▸ **Problem to solve**
Extract every record, keeping each one exactly as it is.

▸ **Records**
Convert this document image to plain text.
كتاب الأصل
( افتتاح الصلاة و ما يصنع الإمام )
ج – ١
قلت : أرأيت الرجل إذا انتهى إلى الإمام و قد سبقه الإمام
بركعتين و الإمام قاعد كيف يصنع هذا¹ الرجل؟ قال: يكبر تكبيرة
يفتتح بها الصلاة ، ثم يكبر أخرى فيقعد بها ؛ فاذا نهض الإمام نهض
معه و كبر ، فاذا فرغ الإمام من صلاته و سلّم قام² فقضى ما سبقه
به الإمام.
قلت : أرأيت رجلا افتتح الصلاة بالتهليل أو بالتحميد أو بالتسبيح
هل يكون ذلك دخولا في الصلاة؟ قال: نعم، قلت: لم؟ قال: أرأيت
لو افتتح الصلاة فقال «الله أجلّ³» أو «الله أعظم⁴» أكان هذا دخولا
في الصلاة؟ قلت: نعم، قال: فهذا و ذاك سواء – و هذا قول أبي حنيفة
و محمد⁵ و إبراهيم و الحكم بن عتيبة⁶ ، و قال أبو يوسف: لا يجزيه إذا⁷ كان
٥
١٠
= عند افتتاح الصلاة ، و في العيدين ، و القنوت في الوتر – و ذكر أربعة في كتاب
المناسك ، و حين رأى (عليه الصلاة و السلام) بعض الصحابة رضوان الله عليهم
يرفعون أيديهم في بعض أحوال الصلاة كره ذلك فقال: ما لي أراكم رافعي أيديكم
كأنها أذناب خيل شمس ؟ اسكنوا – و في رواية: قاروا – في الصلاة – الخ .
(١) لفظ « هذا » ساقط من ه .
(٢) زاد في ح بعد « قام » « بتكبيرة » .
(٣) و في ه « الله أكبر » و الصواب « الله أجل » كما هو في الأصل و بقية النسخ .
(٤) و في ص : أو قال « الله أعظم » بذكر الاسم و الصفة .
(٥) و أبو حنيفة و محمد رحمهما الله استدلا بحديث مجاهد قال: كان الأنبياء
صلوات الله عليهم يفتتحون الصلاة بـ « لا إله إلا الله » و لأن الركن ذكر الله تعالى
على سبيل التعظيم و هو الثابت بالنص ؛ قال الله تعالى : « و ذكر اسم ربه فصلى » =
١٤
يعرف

▸ **Complete answer**
Convert this document image to plain text.
كتاب الأصل
( افتتاح الصلاة و ما يصنع الإمام )
ج – ١
قلت : أرأيت الرجل إذا انتهى إلى الإمام و قد سبقه الإمام
بركعتين و الإمام قاعد كيف يصنع هذا¹ الرجل؟ قال: يكبر تكبيرة
يفتتح بها الصلاة ، ثم يكبر أخرى فيقعد بها ؛ فاذا نهض الإمام نهض
معه و كبر ، فاذا فرغ الإمام من صلاته و سلّم قام² فقضى ما سبقه
به الإمام.
قلت : أرأيت رجلا افتتح الصلاة بالتهليل أو بالتحميد أو بالتسبيح
هل يكون ذلك دخولا في الصلاة؟ قال: نعم، قلت: لم؟ قال: أرأيت
لو افتتح الصلاة فقال «الله أجلّ³» أو «الله أعظم⁴» أكان هذا دخولا
في الصلاة؟ قلت: نعم، قال: فهذا و ذاك سواء – و هذا قول أبي حنيفة
و محمد⁵ و إبراهيم و الحكم بن عتيبة⁶ ، و قال أبو يوسف: لا يجزيه إذا⁷ كان
٥
١٠
= عند افتتاح الصلاة ، و في العيدين ، و القنوت في الوتر – و ذكر أربعة في كتاب
المناسك ، و حين رأى (عليه الصلاة و السلام) بعض الصحابة رضوان الله عليهم
يرفعون أيديهم في بعض أحوال الصلاة كره ذلك فقال: ما لي أراكم رافعي أيديكم
كأنها أذناب خيل شمس ؟ اسكنوا – و في رواية: قاروا – في الصلاة – الخ .
(١) لفظ « هذا » ساقط من ه .
(٢) زاد في ح بعد « قام » « بتكبيرة » .
(٣) و في ه « الله أكبر » و الصواب « الله أجل » كما هو في الأصل و بقية النسخ .
(٤) و في ص : أو قال « الله أعظم » بذكر الاسم و الصفة .
(٥) و أبو حنيفة و محمد رحمهما الله استدلا بحديث مجاهد قال: كان الأنبياء
صلوات الله عليهم يفتتحون الصلاة بـ « لا إله إلا الله » و لأن الركن ذكر الله تعالى
على سبيل التعظيم و هو الثابت بالنص ؛ قال الله تعالى : « و ذكر اسم ربه فصلى » =
١٤
يعرف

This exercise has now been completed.